-- START --

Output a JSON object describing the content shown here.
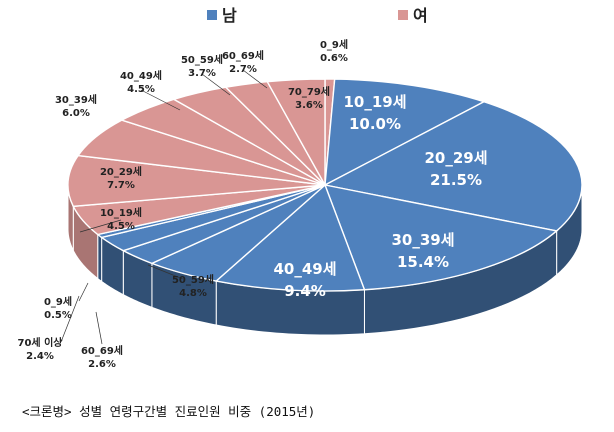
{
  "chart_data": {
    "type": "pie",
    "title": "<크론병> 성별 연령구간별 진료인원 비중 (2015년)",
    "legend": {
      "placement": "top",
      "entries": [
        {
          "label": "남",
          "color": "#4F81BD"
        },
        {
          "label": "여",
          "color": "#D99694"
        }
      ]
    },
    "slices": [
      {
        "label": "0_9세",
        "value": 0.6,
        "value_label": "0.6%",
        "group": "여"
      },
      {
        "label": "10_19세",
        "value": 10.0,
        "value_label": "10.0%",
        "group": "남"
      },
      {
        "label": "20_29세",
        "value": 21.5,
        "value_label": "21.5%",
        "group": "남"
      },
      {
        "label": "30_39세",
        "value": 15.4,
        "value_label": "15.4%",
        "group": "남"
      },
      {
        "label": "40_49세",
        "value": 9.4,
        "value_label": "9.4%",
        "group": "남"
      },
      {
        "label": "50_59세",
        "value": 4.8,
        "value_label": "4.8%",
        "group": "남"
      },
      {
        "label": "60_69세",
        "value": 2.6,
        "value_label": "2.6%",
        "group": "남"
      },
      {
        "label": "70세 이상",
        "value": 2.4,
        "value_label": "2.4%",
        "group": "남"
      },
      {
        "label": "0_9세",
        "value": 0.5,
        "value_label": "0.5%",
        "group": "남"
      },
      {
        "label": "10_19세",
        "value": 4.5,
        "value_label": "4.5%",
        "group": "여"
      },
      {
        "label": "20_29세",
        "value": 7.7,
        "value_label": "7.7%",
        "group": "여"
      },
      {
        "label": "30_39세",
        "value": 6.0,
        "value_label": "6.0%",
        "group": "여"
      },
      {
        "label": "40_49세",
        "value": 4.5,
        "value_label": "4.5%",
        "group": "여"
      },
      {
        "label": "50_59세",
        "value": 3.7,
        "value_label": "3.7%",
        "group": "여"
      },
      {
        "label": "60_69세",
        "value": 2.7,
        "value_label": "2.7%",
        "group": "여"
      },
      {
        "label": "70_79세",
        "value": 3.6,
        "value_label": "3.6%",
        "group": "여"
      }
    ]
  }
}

-- END --
-- START --

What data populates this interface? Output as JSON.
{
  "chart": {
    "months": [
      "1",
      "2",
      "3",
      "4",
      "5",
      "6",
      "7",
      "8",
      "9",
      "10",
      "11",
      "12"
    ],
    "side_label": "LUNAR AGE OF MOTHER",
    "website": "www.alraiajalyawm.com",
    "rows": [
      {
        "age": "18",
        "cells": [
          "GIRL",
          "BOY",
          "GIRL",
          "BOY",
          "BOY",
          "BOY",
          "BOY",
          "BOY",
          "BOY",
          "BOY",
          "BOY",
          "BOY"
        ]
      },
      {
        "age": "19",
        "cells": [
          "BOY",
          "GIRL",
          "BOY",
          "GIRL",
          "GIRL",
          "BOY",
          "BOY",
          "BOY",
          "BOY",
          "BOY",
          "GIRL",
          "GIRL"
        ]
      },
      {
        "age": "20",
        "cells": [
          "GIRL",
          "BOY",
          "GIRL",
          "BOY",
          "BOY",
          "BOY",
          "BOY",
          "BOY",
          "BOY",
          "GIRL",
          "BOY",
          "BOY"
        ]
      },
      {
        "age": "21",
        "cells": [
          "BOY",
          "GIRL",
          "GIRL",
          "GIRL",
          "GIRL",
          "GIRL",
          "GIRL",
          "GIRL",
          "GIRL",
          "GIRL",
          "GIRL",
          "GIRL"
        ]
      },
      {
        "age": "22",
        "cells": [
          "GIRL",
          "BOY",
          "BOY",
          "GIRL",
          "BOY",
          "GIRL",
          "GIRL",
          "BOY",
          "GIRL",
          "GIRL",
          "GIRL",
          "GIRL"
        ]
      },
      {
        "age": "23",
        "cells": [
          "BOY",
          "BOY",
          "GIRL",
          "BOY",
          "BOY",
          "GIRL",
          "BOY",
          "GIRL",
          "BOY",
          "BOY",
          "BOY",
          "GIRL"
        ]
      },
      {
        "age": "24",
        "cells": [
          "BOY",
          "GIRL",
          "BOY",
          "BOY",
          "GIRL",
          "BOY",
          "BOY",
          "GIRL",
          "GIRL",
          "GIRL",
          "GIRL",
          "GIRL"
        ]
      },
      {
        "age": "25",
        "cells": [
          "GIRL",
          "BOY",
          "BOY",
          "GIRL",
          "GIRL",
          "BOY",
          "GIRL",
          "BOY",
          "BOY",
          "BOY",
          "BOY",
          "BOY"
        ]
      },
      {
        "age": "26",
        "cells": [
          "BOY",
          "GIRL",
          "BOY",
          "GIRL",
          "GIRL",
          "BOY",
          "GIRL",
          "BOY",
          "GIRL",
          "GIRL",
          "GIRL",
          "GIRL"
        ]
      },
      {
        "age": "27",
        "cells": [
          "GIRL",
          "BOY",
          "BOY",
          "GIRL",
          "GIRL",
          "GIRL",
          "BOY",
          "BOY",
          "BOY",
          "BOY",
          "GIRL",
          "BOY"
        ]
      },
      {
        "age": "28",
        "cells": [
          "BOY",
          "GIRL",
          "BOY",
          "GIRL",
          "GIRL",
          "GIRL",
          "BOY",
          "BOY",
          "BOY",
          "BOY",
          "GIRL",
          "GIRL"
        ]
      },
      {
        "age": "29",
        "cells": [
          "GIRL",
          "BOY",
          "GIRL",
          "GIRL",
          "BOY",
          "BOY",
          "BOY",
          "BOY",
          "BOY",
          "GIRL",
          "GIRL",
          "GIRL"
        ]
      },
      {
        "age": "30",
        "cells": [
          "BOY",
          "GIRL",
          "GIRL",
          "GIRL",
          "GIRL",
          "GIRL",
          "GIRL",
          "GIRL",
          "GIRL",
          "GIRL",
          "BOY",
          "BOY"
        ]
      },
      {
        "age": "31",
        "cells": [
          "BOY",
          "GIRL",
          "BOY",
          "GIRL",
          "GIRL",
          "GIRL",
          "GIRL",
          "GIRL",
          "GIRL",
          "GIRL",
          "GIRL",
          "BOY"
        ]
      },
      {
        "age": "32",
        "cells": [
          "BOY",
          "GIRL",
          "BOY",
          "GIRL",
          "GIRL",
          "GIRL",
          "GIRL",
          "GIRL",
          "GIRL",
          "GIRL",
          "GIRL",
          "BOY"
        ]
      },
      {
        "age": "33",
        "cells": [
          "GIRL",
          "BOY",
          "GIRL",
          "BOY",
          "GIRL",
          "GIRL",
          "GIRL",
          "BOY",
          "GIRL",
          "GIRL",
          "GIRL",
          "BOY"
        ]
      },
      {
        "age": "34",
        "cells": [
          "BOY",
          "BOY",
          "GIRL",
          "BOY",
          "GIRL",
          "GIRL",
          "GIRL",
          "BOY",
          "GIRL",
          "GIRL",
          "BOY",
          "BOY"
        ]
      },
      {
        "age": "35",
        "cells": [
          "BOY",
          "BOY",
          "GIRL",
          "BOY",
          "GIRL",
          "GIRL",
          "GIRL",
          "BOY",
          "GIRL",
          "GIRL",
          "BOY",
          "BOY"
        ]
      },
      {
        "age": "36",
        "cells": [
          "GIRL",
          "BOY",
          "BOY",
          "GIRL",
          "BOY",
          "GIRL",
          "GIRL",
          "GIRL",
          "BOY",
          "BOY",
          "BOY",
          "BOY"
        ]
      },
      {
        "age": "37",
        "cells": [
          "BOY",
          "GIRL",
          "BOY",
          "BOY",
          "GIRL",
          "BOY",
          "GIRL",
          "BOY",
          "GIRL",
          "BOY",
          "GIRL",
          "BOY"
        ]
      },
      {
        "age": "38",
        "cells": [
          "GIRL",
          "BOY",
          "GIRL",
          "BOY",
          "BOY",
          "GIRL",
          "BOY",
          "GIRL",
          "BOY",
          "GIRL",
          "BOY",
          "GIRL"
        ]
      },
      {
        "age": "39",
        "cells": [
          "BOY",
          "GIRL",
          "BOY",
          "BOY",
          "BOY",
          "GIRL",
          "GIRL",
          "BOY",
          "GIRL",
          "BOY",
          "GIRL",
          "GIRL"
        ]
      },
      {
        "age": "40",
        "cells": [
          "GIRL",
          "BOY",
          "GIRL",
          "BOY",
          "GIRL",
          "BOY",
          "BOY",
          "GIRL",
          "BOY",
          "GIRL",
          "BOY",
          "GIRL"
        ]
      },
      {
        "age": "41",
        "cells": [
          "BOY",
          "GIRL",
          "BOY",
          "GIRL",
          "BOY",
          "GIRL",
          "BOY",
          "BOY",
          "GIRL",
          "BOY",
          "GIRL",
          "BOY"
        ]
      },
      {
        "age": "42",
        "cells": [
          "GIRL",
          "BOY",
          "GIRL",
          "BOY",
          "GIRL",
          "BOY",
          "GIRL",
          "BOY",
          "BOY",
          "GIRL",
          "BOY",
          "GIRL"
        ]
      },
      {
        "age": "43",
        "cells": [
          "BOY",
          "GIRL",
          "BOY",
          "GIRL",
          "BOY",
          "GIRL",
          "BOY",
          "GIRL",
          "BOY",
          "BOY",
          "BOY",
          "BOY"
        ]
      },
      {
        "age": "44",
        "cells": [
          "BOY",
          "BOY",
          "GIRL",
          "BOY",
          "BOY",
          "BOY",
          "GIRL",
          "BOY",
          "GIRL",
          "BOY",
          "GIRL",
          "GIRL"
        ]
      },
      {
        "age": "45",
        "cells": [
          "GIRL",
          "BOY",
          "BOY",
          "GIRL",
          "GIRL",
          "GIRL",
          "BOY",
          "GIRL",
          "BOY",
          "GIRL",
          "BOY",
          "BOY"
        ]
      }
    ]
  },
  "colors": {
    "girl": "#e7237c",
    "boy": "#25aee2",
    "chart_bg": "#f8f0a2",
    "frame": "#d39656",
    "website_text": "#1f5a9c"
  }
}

-- END --

» Set problem
Filter the entries and copy out every line with the word "Output".

» Final result
Output a JSON object describing the content shown here.
What data populates this interface? Output as JSON.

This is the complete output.